▶ _GIVEN TASK_
In the lines below, how many hold the word "derivatives"? Answer only with the number.

(Dataset records)
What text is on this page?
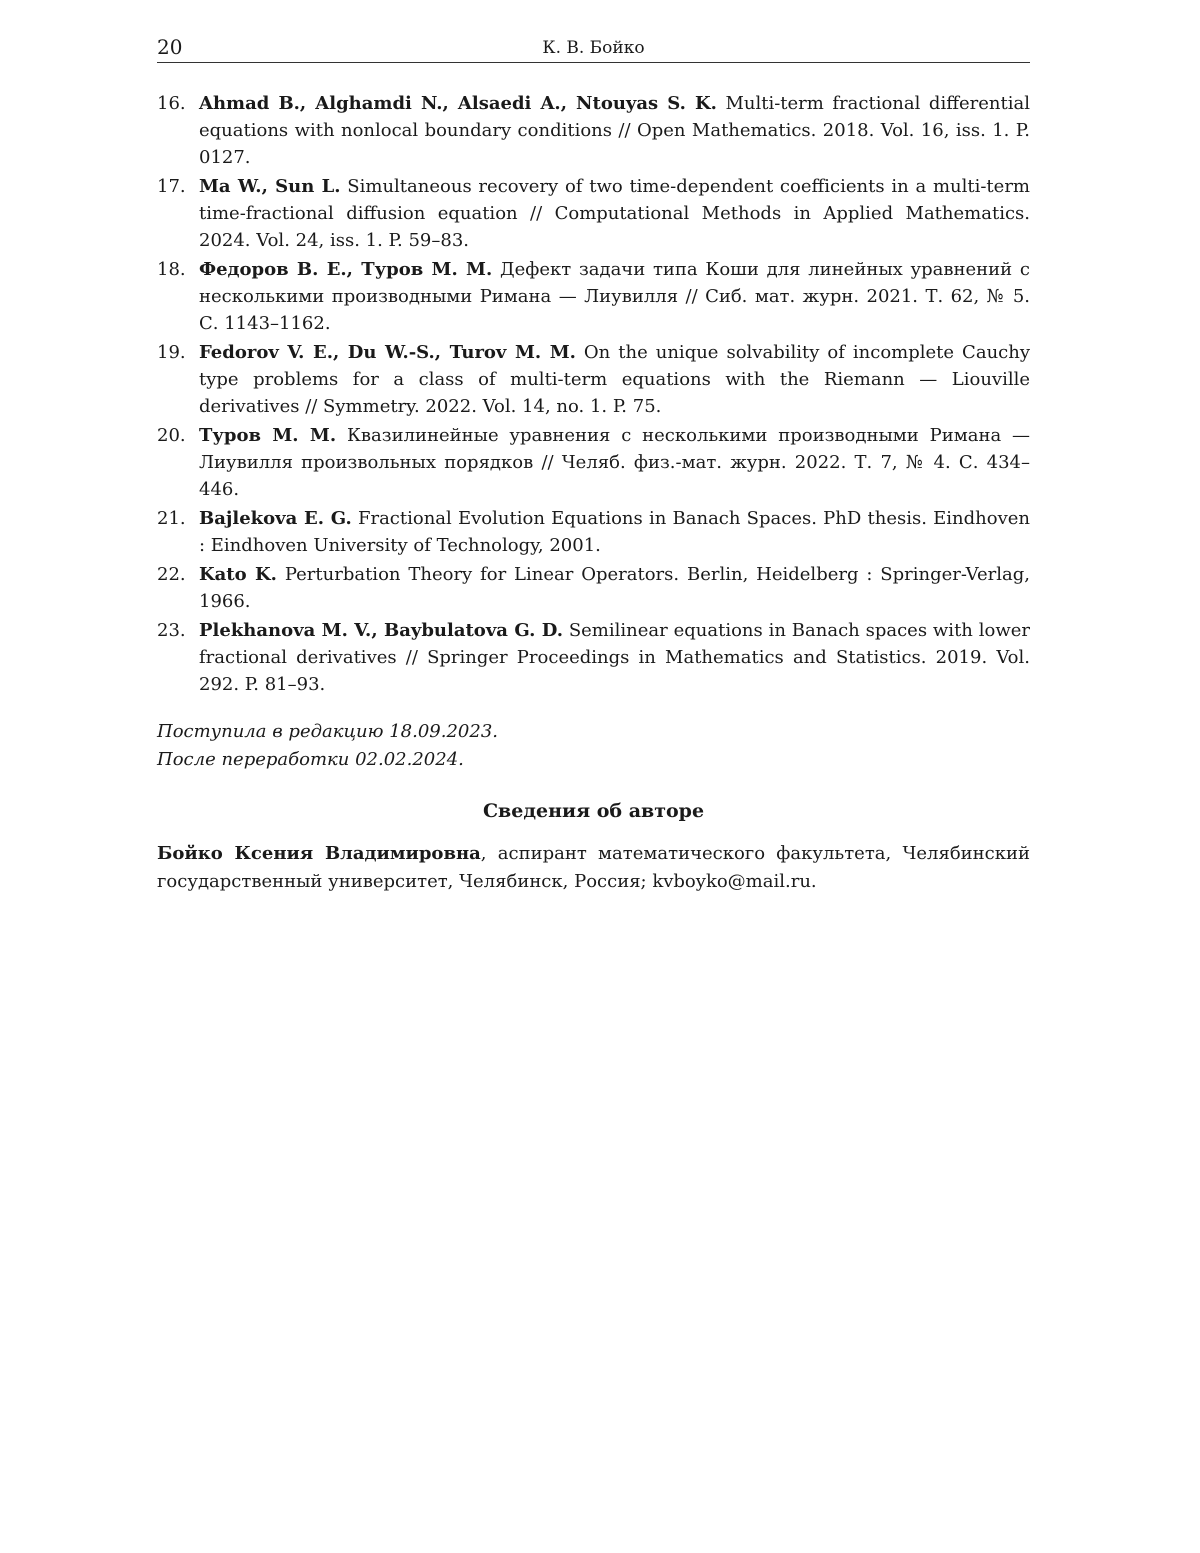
20	К. В. Бойко
16. Ahmad B., Alghamdi N., Alsaedi A., Ntouyas S. K. Multi-term fractional differential equations with nonlocal boundary conditions // Open Mathematics. 2018. Vol. 16, iss. 1. P. 0127.
17. Ma W., Sun L. Simultaneous recovery of two time-dependent coefficients in a multi-term time-fractional diffusion equation // Computational Methods in Applied Mathematics. 2024. Vol. 24, iss. 1. P. 59–83.
18. Федоров В. Е., Туров М. М. Дефект задачи типа Коши для линейных уравнений с несколькими производными Римана — Лиувилля // Сиб. мат. журн. 2021. Т. 62, № 5. С. 1143–1162.
19. Fedorov V. E., Du W.-S., Turov M. M. On the unique solvability of incomplete Cauchy type problems for a class of multi-term equations with the Riemann — Liouville derivatives // Symmetry. 2022. Vol. 14, no. 1. P. 75.
20. Туров М. М. Квазилинейные уравнения с несколькими производными Римана — Лиувилля произвольных порядков // Челяб. физ.-мат. журн. 2022. Т. 7, № 4. С. 434–446.
21. Bajlekova E. G. Fractional Evolution Equations in Banach Spaces. PhD thesis. Eindhoven : Eindhoven University of Technology, 2001.
22. Kato K. Perturbation Theory for Linear Operators. Berlin, Heidelberg : Springer-Verlag, 1966.
23. Plekhanova M. V., Baybulatova G. D. Semilinear equations in Banach spaces with lower fractional derivatives // Springer Proceedings in Mathematics and Statistics. 2019. Vol. 292. P. 81–93.
Поступила в редакцию 18.09.2023.
После переработки 02.02.2024.
Сведения об авторе
Бойко Ксения Владимировна, аспирант математического факультета, Челябинский государственный университет, Челябинск, Россия; kvboyko@mail.ru.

▶ _EXERCISE OUTPUT_
2